— START PROVIDED RECORDS —
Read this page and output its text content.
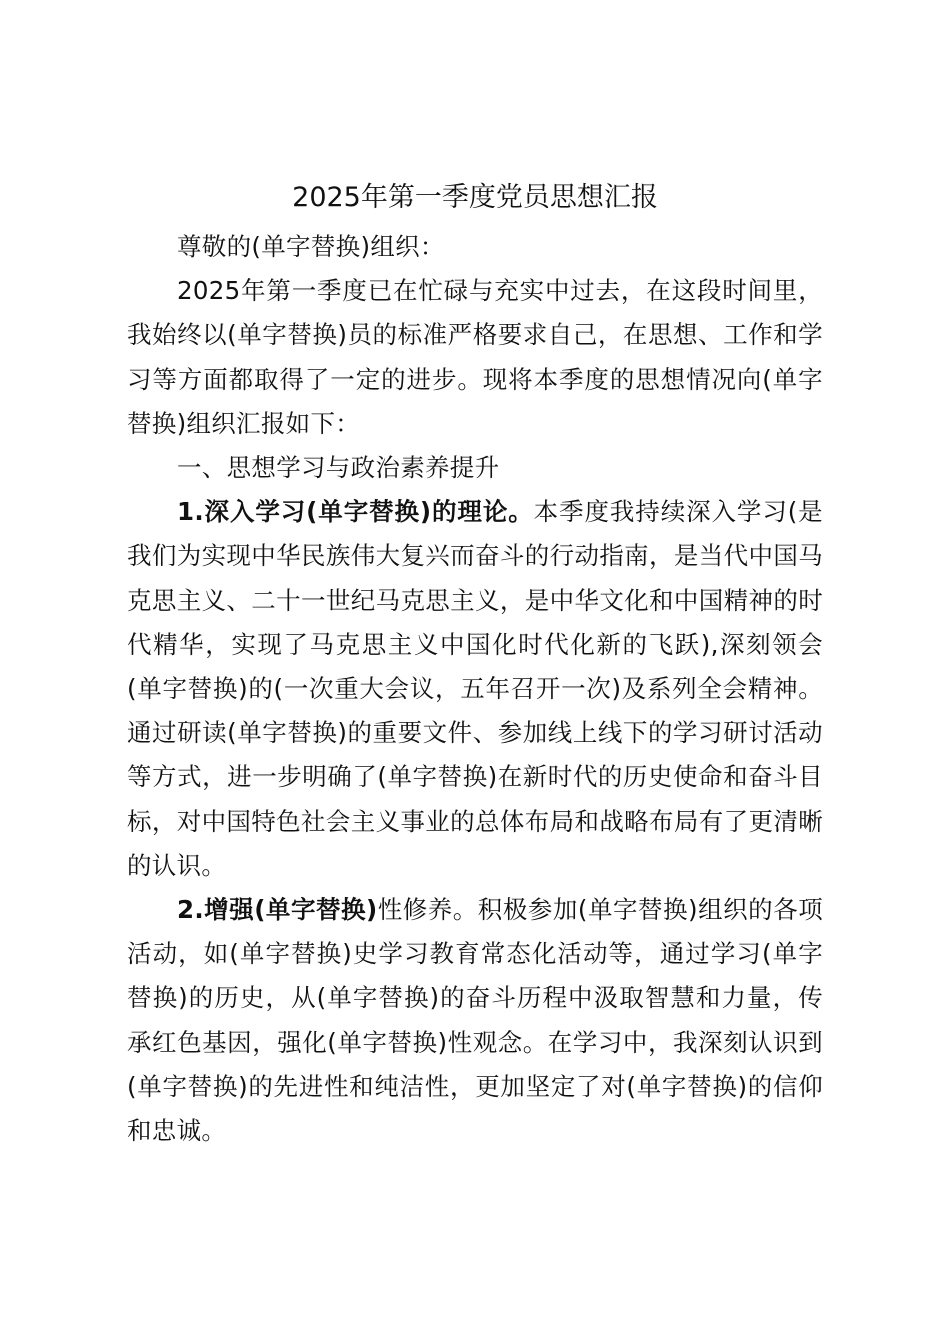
2025年第一季度党员思想汇报

尊敬的(单字替换)组织：

2025年第一季度已在忙碌与充实中过去，在这段时间里，我始终以(单字替换)员的标准严格要求自己，在思想、工作和学习等方面都取得了一定的进步。现将本季度的思想情况向(单字替换)组织汇报如下：

一、思想学习与政治素养提升

1.深入学习(单字替换)的理论。本季度我持续深入学习(是我们为实现中华民族伟大复兴而奋斗的行动指南，是当代中国马克思主义、二十一世纪马克思主义，是中华文化和中国精神的时代精华，实现了马克思主义中国化时代化新的飞跃),深刻领会(单字替换)的(一次重大会议，五年召开一次)及系列全会精神。通过研读(单字替换)的重要文件、参加线上线下的学习研讨活动等方式，进一步明确了(单字替换)在新时代的历史使命和奋斗目标，对中国特色社会主义事业的总体布局和战略布局有了更清晰的认识。

2.增强(单字替换)性修养。积极参加(单字替换)组织的各项活动，如(单字替换)史学习教育常态化活动等，通过学习(单字替换)的历史，从(单字替换)的奋斗历程中汲取智慧和力量，传承红色基因，强化(单字替换)性观念。在学习中，我深刻认识到(单字替换)的先进性和纯洁性，更加坚定了对(单字替换)的信仰和忠诚。
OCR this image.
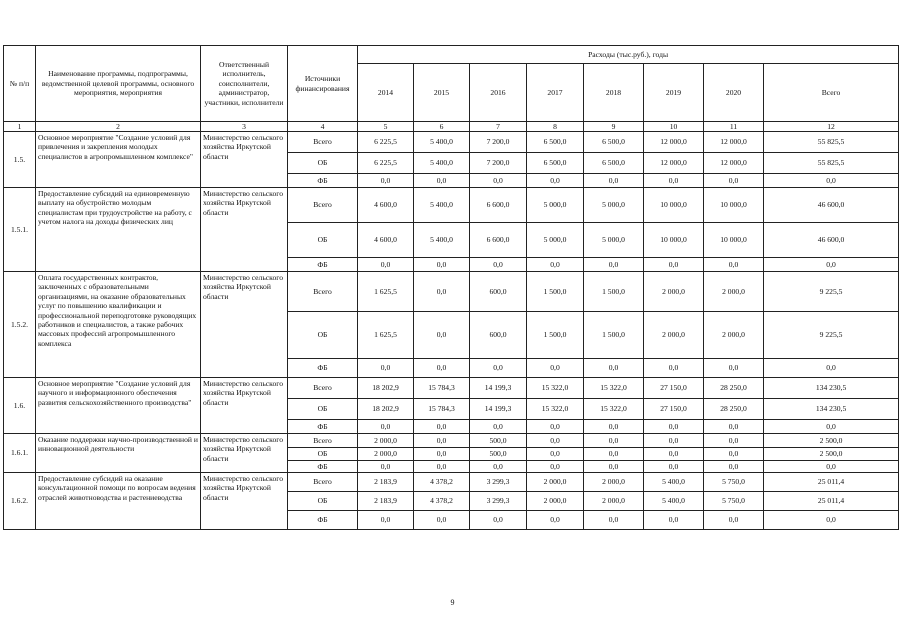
№ п/п	Наименование программы, подпрограммы, ведомственной целевой программы, основного мероприятия, мероприятия	Ответственный исполнитель, соисполнители, администратор, участники, исполнители	Источники финансирования	Расходы (тыс.руб.), годы							
				2014	2015	2016	2017	2018	2019	2020	Всего
1	2	3	4	5	6	7	8	9	10	11	12
1.5.	Основное мероприятие "Создание условий для привлечения и закрепления молодых специалистов в агропромышленном комплексе"	Министерство сельского хозяйства Иркутской области	Всего	6 225,5	5 400,0	7 200,0	6 500,0	6 500,0	12 000,0	12 000,0	55 825,5
			ОБ	6 225,5	5 400,0	7 200,0	6 500,0	6 500,0	12 000,0	12 000,0	55 825,5
			ФБ	0,0	0,0	0,0	0,0	0,0	0,0	0,0	0,0
1.5.1.	Предоставление субсидий на единовременную выплату на обустройство молодым специалистам при трудоустройстве на работу, с учетом налога на доходы физических лиц	Министерство сельского хозяйства Иркутской области	Всего	4 600,0	5 400,0	6 600,0	5 000,0	5 000,0	10 000,0	10 000,0	46 600,0
			ОБ	4 600,0	5 400,0	6 600,0	5 000,0	5 000,0	10 000,0	10 000,0	46 600,0
			ФБ	0,0	0,0	0,0	0,0	0,0	0,0	0,0	0,0
1.5.2.	Оплата государственных контрактов, заключенных с образовательными организациями, на оказание образовательных услуг по повышению квалификации и профессиональной переподготовке руководящих работников и специалистов, а также рабочих массовых профессий агропромышленного комплекса	Министерство сельского хозяйства Иркутской области	Всего	1 625,5	0,0	600,0	1 500,0	1 500,0	2 000,0	2 000,0	9 225,5
			ОБ	1 625,5	0,0	600,0	1 500,0	1 500,0	2 000,0	2 000,0	9 225,5
			ФБ	0,0	0,0	0,0	0,0	0,0	0,0	0,0	0,0
1.6.	Основное мероприятие "Создание условий для научного и информационного обеспечения развития сельскохозяйственного производства"	Министерство сельского хозяйства Иркутской области	Всего	18 202,9	15 784,3	14 199,3	15 322,0	15 322,0	27 150,0	28 250,0	134 230,5
			ОБ	18 202,9	15 784,3	14 199,3	15 322,0	15 322,0	27 150,0	28 250,0	134 230,5
			ФБ	0,0	0,0	0,0	0,0	0,0	0,0	0,0	0,0
1.6.1.	Оказание поддержки научно-производственной и инновационной деятельности	Министерство сельского хозяйства Иркутской области	Всего	2 000,0	0,0	500,0	0,0	0,0	0,0	0,0	2 500,0
			ОБ	2 000,0	0,0	500,0	0,0	0,0	0,0	0,0	2 500,0
			ФБ	0,0	0,0	0,0	0,0	0,0	0,0	0,0	0,0
1.6.2.	Предоставление субсидий на оказание консультационной помощи по вопросам ведения отраслей животноводства и растениеводства	Министерство сельского хозяйства Иркутской области	Всего	2 183,9	4 378,2	3 299,3	2 000,0	2 000,0	5 400,0	5 750,0	25 011,4
			ОБ	2 183,9	4 378,2	3 299,3	2 000,0	2 000,0	5 400,0	5 750,0	25 011,4
			ФБ	0,0	0,0	0,0	0,0	0,0	0,0	0,0	0,0
9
— END PROVIDED RECORDS —
> [WHAT YOU SHOULD DO]:
Filter the records down to the lines that contain the string "Основное", and copy those lines.

> [RESULT]:
1.5.	Основное мероприятие "Создание условий для привлечения и закрепления молодых специалистов в агропромышленном комплексе"	Министерство сельского хозяйства Иркутской области	Всего	6 225,5	5 400,0	7 200,0	6 500,0	6 500,0	12 000,0	12 000,0	55 825,5
1.6.	Основное мероприятие "Создание условий для научного и информационного обеспечения развития сельскохозяйственного производства"	Министерство сельского хозяйства Иркутской области	Всего	18 202,9	15 784,3	14 199,3	15 322,0	15 322,0	27 150,0	28 250,0	134 230,5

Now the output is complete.